■ **Task to carry out**:
Reproduce all of the data word for word.

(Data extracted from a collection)

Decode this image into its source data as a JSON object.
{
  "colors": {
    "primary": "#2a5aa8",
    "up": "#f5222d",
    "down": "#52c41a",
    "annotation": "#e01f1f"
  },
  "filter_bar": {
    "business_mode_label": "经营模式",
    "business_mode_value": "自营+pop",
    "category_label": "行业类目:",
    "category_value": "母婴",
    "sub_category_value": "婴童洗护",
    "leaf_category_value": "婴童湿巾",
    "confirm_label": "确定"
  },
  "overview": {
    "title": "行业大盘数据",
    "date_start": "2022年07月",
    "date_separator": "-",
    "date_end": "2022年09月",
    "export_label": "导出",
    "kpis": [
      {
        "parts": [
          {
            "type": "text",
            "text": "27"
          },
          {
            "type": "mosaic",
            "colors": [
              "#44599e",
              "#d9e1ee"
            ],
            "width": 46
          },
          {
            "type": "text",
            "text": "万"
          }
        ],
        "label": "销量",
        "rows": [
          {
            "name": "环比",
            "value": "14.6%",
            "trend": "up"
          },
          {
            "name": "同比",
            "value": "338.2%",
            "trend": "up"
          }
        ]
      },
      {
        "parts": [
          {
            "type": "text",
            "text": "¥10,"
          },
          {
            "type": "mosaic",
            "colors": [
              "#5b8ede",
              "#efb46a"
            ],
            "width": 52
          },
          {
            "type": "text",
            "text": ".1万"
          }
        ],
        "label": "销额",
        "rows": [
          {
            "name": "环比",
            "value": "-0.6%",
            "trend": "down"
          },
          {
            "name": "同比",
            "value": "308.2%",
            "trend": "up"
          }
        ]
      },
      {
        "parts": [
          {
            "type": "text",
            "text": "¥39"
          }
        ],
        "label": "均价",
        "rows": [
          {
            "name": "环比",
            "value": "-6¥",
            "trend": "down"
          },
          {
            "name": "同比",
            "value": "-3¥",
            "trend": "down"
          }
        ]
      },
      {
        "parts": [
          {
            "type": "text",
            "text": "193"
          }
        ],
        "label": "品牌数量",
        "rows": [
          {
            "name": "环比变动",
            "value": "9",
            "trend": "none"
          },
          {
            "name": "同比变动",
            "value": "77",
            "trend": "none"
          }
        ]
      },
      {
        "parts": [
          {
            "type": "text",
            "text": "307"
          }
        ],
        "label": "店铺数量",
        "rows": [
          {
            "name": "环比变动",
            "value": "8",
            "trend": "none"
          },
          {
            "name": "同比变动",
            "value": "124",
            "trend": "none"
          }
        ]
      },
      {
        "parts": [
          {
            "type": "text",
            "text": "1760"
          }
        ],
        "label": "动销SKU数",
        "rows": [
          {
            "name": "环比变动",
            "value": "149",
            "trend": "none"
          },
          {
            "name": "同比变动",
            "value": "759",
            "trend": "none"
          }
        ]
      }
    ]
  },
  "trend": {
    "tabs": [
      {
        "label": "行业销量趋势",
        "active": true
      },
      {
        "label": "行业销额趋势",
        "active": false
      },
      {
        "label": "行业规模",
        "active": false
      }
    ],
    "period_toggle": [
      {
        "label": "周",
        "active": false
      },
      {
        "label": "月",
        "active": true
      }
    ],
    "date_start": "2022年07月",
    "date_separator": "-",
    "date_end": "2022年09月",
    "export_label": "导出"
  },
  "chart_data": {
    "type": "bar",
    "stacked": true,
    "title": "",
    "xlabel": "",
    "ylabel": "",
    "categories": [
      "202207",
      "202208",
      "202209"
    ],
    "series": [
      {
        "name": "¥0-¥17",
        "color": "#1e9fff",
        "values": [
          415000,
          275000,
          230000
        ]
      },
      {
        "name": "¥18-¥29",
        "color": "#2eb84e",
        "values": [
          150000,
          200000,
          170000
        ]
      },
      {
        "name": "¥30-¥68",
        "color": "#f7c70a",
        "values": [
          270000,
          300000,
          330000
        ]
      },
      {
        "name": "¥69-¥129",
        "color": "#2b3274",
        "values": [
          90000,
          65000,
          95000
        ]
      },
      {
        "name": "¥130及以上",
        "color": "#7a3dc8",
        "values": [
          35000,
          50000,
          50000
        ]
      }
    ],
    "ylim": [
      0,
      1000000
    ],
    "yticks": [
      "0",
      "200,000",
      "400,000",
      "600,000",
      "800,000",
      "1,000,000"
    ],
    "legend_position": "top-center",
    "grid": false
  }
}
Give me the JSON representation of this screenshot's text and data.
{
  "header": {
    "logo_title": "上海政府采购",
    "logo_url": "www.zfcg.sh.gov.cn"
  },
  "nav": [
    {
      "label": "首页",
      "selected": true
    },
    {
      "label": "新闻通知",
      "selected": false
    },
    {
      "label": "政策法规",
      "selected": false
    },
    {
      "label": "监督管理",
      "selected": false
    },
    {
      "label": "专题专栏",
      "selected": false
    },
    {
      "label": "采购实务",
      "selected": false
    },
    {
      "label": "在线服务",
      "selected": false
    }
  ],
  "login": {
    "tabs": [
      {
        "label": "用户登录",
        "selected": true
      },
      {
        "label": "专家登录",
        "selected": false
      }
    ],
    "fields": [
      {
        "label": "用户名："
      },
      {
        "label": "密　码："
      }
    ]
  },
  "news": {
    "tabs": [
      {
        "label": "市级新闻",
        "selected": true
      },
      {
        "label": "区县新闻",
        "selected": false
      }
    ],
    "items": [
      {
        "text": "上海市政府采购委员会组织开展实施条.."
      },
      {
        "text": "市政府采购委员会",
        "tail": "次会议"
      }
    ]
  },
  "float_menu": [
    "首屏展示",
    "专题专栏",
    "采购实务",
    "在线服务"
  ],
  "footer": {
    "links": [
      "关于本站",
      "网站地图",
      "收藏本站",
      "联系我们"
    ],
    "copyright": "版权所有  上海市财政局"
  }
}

■ **Answer to the task**:
Decode this image into its source data as a JSON object.
{
  "colors": {
    "primary": "#2a5aa8",
    "up": "#f5222d",
    "down": "#52c41a",
    "annotation": "#e01f1f"
  },
  "filter_bar": {
    "business_mode_label": "经营模式",
    "business_mode_value": "自营+pop",
    "category_label": "行业类目:",
    "category_value": "母婴",
    "sub_category_value": "婴童洗护",
    "leaf_category_value": "婴童湿巾",
    "confirm_label": "确定"
  },
  "overview": {
    "title": "行业大盘数据",
    "date_start": "2022年07月",
    "date_separator": "-",
    "date_end": "2022年09月",
    "export_label": "导出",
    "kpis": [
      {
        "parts": [
          {
            "type": "text",
            "text": "27"
          },
          {
            "type": "mosaic",
            "colors": [
              "#44599e",
              "#d9e1ee"
            ],
            "width": 46
          },
          {
            "type": "text",
            "text": "万"
          }
        ],
        "label": "销量",
        "rows": [
          {
            "name": "环比",
            "value": "14.6%",
            "trend": "up"
          },
          {
            "name": "同比",
            "value": "338.2%",
            "trend": "up"
          }
        ]
      },
      {
        "parts": [
          {
            "type": "text",
            "text": "¥10,"
          },
          {
            "type": "mosaic",
            "colors": [
              "#5b8ede",
              "#efb46a"
            ],
            "width": 52
          },
          {
            "type": "text",
            "text": ".1万"
          }
        ],
        "label": "销额",
        "rows": [
          {
            "name": "环比",
            "value": "-0.6%",
            "trend": "down"
          },
          {
            "name": "同比",
            "value": "308.2%",
            "trend": "up"
          }
        ]
      },
      {
        "parts": [
          {
            "type": "text",
            "text": "¥39"
          }
        ],
        "label": "均价",
        "rows": [
          {
            "name": "环比",
            "value": "-6¥",
            "trend": "down"
          },
          {
            "name": "同比",
            "value": "-3¥",
            "trend": "down"
          }
        ]
      },
      {
        "parts": [
          {
            "type": "text",
            "text": "193"
          }
        ],
        "label": "品牌数量",
        "rows": [
          {
            "name": "环比变动",
            "value": "9",
            "trend": "none"
          },
          {
            "name": "同比变动",
            "value": "77",
            "trend": "none"
          }
        ]
      },
      {
        "parts": [
          {
            "type": "text",
            "text": "307"
          }
        ],
        "label": "店铺数量",
        "rows": [
          {
            "name": "环比变动",
            "value": "8",
            "trend": "none"
          },
          {
            "name": "同比变动",
            "value": "124",
            "trend": "none"
          }
        ]
      },
      {
        "parts": [
          {
            "type": "text",
            "text": "1760"
          }
        ],
        "label": "动销SKU数",
        "rows": [
          {
            "name": "环比变动",
            "value": "149",
            "trend": "none"
          },
          {
            "name": "同比变动",
            "value": "759",
            "trend": "none"
          }
        ]
      }
    ]
  },
  "trend": {
    "tabs": [
      {
        "label": "行业销量趋势",
        "active": true
      },
      {
        "label": "行业销额趋势",
        "active": false
      },
      {
        "label": "行业规模",
        "active": false
      }
    ],
    "period_toggle": [
      {
        "label": "周",
        "active": false
      },
      {
        "label": "月",
        "active": true
      }
    ],
    "date_start": "2022年07月",
    "date_separator": "-",
    "date_end": "2022年09月",
    "export_label": "导出"
  },
  "chart_data": {
    "type": "bar",
    "stacked": true,
    "title": "",
    "xlabel": "",
    "ylabel": "",
    "categories": [
      "202207",
      "202208",
      "202209"
    ],
    "series": [
      {
        "name": "¥0-¥17",
        "color": "#1e9fff",
        "values": [
          415000,
          275000,
          230000
        ]
      },
      {
        "name": "¥18-¥29",
        "color": "#2eb84e",
        "values": [
          150000,
          200000,
          170000
        ]
      },
      {
        "name": "¥30-¥68",
        "color": "#f7c70a",
        "values": [
          270000,
          300000,
          330000
        ]
      },
      {
        "name": "¥69-¥129",
        "color": "#2b3274",
        "values": [
          90000,
          65000,
          95000
        ]
      },
      {
        "name": "¥130及以上",
        "color": "#7a3dc8",
        "values": [
          35000,
          50000,
          50000
        ]
      }
    ],
    "ylim": [
      0,
      1000000
    ],
    "yticks": [
      "0",
      "200,000",
      "400,000",
      "600,000",
      "800,000",
      "1,000,000"
    ],
    "legend_position": "top-center",
    "grid": false
  }
}
Give me the JSON representation of this screenshot's text and data.
{
  "header": {
    "logo_title": "上海政府采购",
    "logo_url": "www.zfcg.sh.gov.cn"
  },
  "nav": [
    {
      "label": "首页",
      "selected": true
    },
    {
      "label": "新闻通知",
      "selected": false
    },
    {
      "label": "政策法规",
      "selected": false
    },
    {
      "label": "监督管理",
      "selected": false
    },
    {
      "label": "专题专栏",
      "selected": false
    },
    {
      "label": "采购实务",
      "selected": false
    },
    {
      "label": "在线服务",
      "selected": false
    }
  ],
  "login": {
    "tabs": [
      {
        "label": "用户登录",
        "selected": true
      },
      {
        "label": "专家登录",
        "selected": false
      }
    ],
    "fields": [
      {
        "label": "用户名："
      },
      {
        "label": "密　码："
      }
    ]
  },
  "news": {
    "tabs": [
      {
        "label": "市级新闻",
        "selected": true
      },
      {
        "label": "区县新闻",
        "selected": false
      }
    ],
    "items": [
      {
        "text": "上海市政府采购委员会组织开展实施条.."
      },
      {
        "text": "市政府采购委员会",
        "tail": "次会议"
      }
    ]
  },
  "float_menu": [
    "首屏展示",
    "专题专栏",
    "采购实务",
    "在线服务"
  ],
  "footer": {
    "links": [
      "关于本站",
      "网站地图",
      "收藏本站",
      "联系我们"
    ],
    "copyright": "版权所有  上海市财政局"
  }
}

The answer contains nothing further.